> _Trecho de origem_:
======

Alexandre Carneiro de Souza
Fortaleza – Ceará
2020
INTRODUÇÃO
Lado a lado com as novas religiões surgem por todo o mundo movimentos cristãos de renovação, nascidos de uma nova experiência do transcendente. A redescoberta da liturgia, da música religiosa, da meditação, devoção e direção espiritual e o retorno da experiência dos dons carismáticos estão incluídos neste contexto – Ernest Bens.
Passado menos de um século da sua chegada ao Brasil, o pentecostalismo parece estar se afastando das origens que o vinculavam, distintivamente, aos segmentos pobres da população e ruma gradativamente para a conquista de adeptos nos estratos favorecidos da sociedade.
O pentecostalismo conquistou visibilidade aos olhos de toda a sociedade brasileira em decorrência da multiplicação de suas comunidades e da conquista de adeptos de outros segmentos de classes sociais anteriormente distanciados do seu culto. Era de se esperar que com o passar do tempo a expansão pentecostal continuasse predominantemente entre os indivíduos dos segmentos populares e, só excepcionalmente, alcançasse fiéis das camadas média e alta da sociedade, o que já vinha ocorrendo. E não seria de outra forma se o pentecostalismo tivesse perpetuado aquele modelo primitivo, visto pelos estratos privilegiados como comportamento religioso de feições pré-modernas, segregado, limitado quanto ao desenvolvimento de uma racionalidade religiosa, de posturas legalista e restritiva em relação ao consumo cultural.

======

Linhas de um conjunto de dados
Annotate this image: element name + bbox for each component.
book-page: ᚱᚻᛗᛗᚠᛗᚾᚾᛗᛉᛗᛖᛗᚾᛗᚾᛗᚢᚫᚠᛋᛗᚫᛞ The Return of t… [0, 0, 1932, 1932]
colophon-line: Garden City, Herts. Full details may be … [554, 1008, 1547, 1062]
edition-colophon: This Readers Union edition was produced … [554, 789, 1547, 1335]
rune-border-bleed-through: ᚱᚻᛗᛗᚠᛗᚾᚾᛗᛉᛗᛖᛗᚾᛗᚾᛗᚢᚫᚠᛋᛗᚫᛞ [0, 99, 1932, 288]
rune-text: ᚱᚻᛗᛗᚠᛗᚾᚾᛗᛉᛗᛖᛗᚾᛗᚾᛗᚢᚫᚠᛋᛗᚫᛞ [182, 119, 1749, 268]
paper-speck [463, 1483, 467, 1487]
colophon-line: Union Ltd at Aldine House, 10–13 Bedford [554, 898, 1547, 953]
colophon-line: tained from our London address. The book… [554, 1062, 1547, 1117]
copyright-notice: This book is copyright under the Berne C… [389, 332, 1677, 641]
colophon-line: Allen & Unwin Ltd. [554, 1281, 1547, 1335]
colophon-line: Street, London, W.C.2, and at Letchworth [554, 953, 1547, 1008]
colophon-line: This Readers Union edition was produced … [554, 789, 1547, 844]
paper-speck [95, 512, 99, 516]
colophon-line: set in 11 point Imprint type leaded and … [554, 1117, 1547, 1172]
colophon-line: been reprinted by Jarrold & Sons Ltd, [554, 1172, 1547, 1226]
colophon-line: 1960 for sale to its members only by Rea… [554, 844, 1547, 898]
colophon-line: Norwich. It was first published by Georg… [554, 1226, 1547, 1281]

======

> _Descrição da tarefa_: Prossiga o texto sobre a expansão do pentecostalismo no Brasil a partir do ponto em que ele termina.

> _Resultado do exercício_:
Desde 1910, quando se instalou no norte do País, o pentecostalismo exerceu uma presença desinteressada pela vida material. Baseada numa concepção de espiritualidade extramundana, esta religiosidade optou por excluir-se de grande parte da dinâmica social, adotando uma severa atitude de afastamento das coisas do mundo
, mediante a observação de um código severo de comportamento expresso, sobretudo, em restrições a usos, costumes e a certo tipo de relações humanas, no que se identificou visivelmente com os grupos sociais que já vivenciavam a exclusão social. Este misticismo exclusivista fechou o pentecostalismo numa espécie de sonambulismo com relação à vida social e material. Tal modelo religioso nunca exerceu fascínio sobre grupos de elite e opunha-se ao estilo de vida dos segmentos médios da população.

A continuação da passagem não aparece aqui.